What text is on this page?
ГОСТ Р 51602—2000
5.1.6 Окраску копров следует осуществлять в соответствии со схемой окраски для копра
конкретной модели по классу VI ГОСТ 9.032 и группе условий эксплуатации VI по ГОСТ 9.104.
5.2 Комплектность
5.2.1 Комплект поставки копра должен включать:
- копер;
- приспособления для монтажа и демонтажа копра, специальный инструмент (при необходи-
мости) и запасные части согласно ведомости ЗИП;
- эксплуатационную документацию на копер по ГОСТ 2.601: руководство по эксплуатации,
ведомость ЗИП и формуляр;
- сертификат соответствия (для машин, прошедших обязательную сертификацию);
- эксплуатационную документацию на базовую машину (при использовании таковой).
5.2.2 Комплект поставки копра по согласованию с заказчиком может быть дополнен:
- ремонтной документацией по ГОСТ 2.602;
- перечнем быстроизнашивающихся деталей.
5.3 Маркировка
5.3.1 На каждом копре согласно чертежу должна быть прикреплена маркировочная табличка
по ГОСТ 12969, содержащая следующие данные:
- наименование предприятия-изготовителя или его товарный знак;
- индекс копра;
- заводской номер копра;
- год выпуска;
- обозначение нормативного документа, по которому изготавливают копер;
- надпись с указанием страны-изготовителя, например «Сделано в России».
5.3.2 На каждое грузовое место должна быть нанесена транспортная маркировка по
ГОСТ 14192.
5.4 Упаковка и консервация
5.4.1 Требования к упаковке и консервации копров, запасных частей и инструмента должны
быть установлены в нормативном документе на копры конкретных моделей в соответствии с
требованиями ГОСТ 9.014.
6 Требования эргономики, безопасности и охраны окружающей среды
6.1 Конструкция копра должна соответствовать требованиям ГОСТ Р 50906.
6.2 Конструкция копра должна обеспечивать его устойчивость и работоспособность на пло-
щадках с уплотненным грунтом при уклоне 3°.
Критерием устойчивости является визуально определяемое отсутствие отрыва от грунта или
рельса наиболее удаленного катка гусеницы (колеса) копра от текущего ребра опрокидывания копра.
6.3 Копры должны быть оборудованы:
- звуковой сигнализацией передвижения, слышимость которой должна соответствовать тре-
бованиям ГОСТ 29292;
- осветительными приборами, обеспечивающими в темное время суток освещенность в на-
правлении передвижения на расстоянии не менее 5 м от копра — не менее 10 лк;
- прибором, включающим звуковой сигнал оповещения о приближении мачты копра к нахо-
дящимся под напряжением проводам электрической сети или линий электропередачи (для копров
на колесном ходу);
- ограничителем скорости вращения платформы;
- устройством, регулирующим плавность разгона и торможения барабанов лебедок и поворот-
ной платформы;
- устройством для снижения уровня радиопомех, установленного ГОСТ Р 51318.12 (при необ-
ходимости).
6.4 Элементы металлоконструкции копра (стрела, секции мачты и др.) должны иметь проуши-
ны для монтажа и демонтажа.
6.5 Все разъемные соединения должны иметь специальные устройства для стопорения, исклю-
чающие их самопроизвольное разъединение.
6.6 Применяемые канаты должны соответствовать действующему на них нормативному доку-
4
◆ ◆ ◆ ◆ ◆
§ Prompt:
Repeat the data in its entirety, character for character.

§ Written response:
What text is on this page?
ГОСТ Р 51602—2000
5.1.6 Окраску копров следует осуществлять в соответствии со схемой окраски для копра
конкретной модели по классу VI ГОСТ 9.032 и группе условий эксплуатации VI по ГОСТ 9.104.
5.2 Комплектность
5.2.1 Комплект поставки копра должен включать:
- копер;
- приспособления для монтажа и демонтажа копра, специальный инструмент (при необходи-
мости) и запасные части согласно ведомости ЗИП;
- эксплуатационную документацию на копер по ГОСТ 2.601: руководство по эксплуатации,
ведомость ЗИП и формуляр;
- сертификат соответствия (для машин, прошедших обязательную сертификацию);
- эксплуатационную документацию на базовую машину (при использовании таковой).
5.2.2 Комплект поставки копра по согласованию с заказчиком может быть дополнен:
- ремонтной документацией по ГОСТ 2.602;
- перечнем быстроизнашивающихся деталей.
5.3 Маркировка
5.3.1 На каждом копре согласно чертежу должна быть прикреплена маркировочная табличка
по ГОСТ 12969, содержащая следующие данные:
- наименование предприятия-изготовителя или его товарный знак;
- индекс копра;
- заводской номер копра;
- год выпуска;
- обозначение нормативного документа, по которому изготавливают копер;
- надпись с указанием страны-изготовителя, например «Сделано в России».
5.3.2 На каждое грузовое место должна быть нанесена транспортная маркировка по
ГОСТ 14192.
5.4 Упаковка и консервация
5.4.1 Требования к упаковке и консервации копров, запасных частей и инструмента должны
быть установлены в нормативном документе на копры конкретных моделей в соответствии с
требованиями ГОСТ 9.014.
6 Требования эргономики, безопасности и охраны окружающей среды
6.1 Конструкция копра должна соответствовать требованиям ГОСТ Р 50906.
6.2 Конструкция копра должна обеспечивать его устойчивость и работоспособность на пло-
щадках с уплотненным грунтом при уклоне 3°.
Критерием устойчивости является визуально определяемое отсутствие отрыва от грунта или
рельса наиболее удаленного катка гусеницы (колеса) копра от текущего ребра опрокидывания копра.
6.3 Копры должны быть оборудованы:
- звуковой сигнализацией передвижения, слышимость которой должна соответствовать тре-
бованиям ГОСТ 29292;
- осветительными приборами, обеспечивающими в темное время суток освещенность в на-
правлении передвижения на расстоянии не менее 5 м от копра — не менее 10 лк;
- прибором, включающим звуковой сигнал оповещения о приближении мачты копра к нахо-
дящимся под напряжением проводам электрической сети или линий электропередачи (для копров
на колесном ходу);
- ограничителем скорости вращения платформы;
- устройством, регулирующим плавность разгона и торможения барабанов лебедок и поворот-
ной платформы;
- устройством для снижения уровня радиопомех, установленного ГОСТ Р 51318.12 (при необ-
ходимости).
6.4 Элементы металлоконструкции копра (стрела, секции мачты и др.) должны иметь проуши-
ны для монтажа и демонтажа.
6.5 Все разъемные соединения должны иметь специальные устройства для стопорения, исклю-
чающие их самопроизвольное разъединение.
6.6 Применяемые канаты должны соответствовать действующему на них нормативному доку-
4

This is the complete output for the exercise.